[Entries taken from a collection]
******

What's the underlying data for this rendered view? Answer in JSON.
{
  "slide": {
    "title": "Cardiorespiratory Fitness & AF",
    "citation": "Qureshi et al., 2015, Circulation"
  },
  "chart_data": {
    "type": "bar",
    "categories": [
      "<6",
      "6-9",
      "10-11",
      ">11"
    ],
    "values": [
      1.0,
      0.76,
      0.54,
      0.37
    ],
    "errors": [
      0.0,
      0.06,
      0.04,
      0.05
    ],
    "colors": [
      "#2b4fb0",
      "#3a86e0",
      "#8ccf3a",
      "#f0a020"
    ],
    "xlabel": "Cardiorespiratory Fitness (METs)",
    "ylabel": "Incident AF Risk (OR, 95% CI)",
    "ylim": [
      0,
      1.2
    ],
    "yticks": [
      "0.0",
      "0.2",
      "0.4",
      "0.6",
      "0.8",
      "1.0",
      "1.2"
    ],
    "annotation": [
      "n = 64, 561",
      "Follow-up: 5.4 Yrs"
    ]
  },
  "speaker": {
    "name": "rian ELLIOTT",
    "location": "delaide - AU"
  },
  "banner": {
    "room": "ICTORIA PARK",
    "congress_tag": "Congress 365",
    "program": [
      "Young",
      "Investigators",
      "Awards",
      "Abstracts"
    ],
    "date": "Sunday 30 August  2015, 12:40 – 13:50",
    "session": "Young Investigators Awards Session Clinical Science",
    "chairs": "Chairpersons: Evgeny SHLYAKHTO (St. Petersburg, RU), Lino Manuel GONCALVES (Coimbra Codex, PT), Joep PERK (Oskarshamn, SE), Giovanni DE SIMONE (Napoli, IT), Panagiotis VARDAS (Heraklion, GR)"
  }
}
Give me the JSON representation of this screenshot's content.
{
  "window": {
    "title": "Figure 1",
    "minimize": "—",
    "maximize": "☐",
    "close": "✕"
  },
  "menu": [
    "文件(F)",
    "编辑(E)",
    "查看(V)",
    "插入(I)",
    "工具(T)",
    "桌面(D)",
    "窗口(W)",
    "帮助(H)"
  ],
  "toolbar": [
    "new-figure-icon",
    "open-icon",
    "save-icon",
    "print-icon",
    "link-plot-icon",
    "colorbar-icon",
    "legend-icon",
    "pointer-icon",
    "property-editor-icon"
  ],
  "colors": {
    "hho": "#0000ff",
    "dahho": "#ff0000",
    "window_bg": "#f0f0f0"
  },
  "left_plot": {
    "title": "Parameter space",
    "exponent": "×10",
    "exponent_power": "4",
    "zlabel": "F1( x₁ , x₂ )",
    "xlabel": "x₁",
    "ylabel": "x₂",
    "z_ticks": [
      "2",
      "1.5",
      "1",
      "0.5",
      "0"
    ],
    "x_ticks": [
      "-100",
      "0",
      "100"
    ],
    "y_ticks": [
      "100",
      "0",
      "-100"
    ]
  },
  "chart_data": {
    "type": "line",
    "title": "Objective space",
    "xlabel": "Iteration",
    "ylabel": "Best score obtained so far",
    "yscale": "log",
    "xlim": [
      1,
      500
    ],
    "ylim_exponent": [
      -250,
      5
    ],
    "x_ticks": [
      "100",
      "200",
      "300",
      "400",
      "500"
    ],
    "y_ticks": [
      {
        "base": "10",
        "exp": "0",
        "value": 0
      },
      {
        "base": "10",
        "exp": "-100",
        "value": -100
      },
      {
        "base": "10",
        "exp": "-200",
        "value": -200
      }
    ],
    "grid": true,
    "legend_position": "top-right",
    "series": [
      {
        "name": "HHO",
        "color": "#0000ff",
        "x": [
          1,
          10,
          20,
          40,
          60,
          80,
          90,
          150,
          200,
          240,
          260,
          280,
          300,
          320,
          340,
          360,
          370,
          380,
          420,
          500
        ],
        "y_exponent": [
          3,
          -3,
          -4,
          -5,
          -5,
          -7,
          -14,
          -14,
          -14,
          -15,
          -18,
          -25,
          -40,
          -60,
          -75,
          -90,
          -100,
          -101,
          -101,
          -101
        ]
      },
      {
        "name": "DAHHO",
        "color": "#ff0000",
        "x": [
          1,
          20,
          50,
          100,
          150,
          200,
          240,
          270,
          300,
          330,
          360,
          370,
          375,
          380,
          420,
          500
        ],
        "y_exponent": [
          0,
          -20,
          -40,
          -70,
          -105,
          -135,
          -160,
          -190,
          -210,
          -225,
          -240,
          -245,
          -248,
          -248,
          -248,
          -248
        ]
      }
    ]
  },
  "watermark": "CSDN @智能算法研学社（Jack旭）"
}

******

● **EXERCISE REQUIREMENTS**
Look through the entries above and list every line containing "Cardiorespiratory".

● **RESPONSE TO THE TASK**
    "title": "Cardiorespiratory Fitness & AF",
    "xlabel": "Cardiorespiratory Fitness (METs)",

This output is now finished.